--- Start ---

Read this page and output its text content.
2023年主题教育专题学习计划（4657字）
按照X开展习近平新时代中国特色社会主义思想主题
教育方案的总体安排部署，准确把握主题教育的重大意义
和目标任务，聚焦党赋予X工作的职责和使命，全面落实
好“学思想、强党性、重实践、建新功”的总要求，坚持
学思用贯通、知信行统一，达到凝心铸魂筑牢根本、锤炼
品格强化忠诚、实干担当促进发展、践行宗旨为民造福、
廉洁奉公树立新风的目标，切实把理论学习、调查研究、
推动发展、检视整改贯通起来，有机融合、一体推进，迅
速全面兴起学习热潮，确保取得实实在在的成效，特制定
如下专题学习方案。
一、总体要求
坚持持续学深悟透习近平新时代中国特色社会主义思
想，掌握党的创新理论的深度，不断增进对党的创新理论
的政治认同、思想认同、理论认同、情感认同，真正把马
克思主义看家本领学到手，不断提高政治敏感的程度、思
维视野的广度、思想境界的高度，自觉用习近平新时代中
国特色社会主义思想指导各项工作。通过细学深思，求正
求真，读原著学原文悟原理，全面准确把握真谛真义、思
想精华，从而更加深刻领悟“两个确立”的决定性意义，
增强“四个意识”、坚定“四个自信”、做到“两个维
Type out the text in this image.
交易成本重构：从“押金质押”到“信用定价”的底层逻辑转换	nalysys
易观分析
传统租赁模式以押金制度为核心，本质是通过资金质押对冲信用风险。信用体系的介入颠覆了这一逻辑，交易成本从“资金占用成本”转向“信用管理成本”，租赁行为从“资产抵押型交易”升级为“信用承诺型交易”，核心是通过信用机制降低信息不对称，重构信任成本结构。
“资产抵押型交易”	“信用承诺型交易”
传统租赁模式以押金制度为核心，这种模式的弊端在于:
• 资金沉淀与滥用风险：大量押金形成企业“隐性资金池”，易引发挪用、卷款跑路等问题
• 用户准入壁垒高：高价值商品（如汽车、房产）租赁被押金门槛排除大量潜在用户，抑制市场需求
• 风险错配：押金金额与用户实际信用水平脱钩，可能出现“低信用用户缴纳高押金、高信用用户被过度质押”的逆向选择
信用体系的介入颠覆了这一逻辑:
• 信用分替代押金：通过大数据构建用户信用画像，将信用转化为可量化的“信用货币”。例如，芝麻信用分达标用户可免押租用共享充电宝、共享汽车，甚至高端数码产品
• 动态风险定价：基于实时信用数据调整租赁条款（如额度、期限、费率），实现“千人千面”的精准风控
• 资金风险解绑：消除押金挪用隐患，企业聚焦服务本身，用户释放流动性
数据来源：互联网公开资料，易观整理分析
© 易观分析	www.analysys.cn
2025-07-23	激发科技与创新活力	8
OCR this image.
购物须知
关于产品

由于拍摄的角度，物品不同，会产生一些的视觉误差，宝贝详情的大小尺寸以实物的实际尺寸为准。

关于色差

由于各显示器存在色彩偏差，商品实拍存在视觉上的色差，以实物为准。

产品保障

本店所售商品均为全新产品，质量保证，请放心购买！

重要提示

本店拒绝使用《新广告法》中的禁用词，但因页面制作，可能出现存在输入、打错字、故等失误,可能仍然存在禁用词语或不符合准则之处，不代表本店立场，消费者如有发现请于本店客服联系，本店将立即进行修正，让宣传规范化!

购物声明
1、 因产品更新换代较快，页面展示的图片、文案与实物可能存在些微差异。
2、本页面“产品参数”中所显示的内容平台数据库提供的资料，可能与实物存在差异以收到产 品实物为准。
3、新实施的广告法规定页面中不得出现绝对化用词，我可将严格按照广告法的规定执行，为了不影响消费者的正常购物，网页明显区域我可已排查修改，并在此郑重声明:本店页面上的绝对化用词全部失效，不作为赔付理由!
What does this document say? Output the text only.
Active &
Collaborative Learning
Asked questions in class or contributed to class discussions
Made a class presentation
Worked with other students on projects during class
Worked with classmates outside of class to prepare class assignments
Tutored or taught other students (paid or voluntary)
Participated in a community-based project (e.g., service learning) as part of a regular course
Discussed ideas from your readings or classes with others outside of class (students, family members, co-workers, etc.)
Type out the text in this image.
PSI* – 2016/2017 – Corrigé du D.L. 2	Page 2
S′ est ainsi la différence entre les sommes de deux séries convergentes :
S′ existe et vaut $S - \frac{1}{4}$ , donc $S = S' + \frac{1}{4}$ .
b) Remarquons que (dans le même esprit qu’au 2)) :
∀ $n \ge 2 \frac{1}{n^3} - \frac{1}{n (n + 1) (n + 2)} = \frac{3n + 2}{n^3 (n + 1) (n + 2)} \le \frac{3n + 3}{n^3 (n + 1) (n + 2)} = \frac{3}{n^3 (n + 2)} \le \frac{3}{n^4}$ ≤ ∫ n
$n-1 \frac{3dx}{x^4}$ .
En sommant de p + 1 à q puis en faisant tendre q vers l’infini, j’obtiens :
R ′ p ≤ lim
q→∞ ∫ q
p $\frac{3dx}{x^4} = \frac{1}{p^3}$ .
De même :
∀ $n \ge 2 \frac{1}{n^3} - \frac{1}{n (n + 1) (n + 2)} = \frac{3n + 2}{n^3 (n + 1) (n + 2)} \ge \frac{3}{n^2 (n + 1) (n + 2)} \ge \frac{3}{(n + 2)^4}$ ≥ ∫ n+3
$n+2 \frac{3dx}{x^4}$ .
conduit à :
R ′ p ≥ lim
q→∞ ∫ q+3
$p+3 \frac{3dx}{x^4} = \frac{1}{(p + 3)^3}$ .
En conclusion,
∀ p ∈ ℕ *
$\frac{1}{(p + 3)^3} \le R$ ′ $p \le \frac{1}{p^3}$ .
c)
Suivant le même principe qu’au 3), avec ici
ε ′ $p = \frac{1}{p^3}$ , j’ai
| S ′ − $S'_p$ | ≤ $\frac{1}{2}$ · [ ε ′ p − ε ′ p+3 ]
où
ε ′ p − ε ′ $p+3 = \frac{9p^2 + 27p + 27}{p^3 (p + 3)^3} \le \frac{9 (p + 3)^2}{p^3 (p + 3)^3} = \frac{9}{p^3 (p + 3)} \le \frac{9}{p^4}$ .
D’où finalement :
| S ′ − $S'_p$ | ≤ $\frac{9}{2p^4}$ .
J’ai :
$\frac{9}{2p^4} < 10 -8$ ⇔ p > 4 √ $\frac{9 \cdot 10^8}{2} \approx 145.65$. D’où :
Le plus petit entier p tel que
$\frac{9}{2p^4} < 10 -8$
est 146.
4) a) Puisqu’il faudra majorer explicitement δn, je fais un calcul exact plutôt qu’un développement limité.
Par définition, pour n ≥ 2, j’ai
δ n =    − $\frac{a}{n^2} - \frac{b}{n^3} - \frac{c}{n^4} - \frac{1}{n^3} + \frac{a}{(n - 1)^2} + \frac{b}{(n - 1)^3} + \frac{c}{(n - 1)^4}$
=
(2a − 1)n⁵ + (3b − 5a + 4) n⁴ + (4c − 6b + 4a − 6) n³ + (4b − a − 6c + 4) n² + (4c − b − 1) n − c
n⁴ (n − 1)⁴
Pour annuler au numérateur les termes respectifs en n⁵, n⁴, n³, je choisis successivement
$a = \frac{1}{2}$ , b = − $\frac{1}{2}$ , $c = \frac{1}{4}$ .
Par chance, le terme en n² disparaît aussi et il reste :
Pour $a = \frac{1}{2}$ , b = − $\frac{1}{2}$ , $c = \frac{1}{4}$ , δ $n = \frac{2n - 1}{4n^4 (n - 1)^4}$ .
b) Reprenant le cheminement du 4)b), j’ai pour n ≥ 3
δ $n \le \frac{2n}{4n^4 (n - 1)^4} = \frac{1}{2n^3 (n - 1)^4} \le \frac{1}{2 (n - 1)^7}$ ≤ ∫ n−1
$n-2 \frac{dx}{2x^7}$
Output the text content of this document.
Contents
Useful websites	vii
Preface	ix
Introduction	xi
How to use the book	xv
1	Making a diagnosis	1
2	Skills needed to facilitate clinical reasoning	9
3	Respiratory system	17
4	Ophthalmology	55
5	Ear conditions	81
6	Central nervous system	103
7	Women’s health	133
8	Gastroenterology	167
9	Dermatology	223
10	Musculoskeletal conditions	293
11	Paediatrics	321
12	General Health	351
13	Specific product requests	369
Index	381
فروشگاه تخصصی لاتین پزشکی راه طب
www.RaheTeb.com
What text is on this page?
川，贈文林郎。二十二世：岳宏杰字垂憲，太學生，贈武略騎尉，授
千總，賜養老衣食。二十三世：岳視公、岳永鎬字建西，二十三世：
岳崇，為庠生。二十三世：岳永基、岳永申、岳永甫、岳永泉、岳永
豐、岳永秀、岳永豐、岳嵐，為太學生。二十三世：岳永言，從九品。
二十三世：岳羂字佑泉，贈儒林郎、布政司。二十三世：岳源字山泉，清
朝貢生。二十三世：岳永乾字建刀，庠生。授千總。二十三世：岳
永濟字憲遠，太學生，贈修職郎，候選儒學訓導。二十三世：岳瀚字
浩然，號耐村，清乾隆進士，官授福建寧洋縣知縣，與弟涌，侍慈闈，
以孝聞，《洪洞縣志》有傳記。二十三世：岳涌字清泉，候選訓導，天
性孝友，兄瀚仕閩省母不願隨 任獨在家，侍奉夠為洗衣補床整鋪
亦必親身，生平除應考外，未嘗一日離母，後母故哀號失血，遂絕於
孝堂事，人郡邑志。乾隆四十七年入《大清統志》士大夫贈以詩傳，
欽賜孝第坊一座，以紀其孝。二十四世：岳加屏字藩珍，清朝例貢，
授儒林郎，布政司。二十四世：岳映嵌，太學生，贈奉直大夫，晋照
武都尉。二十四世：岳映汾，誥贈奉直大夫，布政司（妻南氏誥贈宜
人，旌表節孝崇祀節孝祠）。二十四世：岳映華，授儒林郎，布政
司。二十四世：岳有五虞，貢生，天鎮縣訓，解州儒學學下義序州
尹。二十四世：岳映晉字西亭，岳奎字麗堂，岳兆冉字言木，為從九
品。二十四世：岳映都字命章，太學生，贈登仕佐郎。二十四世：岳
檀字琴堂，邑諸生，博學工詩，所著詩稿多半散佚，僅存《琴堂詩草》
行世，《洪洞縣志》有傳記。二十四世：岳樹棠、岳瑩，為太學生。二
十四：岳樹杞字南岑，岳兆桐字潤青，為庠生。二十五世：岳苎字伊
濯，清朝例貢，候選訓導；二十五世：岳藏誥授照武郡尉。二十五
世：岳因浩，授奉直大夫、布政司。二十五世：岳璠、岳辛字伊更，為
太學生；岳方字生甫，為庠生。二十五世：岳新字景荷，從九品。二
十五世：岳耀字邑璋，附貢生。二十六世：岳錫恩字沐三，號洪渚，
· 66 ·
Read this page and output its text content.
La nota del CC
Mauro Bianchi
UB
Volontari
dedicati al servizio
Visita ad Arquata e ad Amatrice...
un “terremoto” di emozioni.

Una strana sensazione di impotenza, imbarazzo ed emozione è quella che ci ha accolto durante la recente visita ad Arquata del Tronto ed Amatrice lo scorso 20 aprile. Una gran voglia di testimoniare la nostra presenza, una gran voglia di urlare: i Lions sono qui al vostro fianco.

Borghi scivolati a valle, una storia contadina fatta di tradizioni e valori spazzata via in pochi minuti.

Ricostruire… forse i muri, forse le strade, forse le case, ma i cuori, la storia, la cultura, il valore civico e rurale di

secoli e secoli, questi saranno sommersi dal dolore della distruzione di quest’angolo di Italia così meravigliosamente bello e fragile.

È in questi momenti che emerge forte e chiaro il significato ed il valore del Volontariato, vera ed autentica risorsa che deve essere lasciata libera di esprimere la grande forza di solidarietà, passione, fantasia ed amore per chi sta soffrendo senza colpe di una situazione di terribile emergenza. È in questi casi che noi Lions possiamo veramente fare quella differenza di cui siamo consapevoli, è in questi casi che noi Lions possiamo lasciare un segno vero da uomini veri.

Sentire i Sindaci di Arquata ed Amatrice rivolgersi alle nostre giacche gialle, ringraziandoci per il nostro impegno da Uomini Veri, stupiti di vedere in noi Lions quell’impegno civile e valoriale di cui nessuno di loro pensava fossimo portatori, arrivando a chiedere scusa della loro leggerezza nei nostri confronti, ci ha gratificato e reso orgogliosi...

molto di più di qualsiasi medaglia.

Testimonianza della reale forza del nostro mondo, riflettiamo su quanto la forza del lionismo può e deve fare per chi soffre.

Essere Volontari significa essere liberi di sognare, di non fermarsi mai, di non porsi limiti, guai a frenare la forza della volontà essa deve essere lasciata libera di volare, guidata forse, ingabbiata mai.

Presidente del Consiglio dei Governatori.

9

--- End ---

Lines of the listing that contain the word "students" are to be counted; report only their number.

3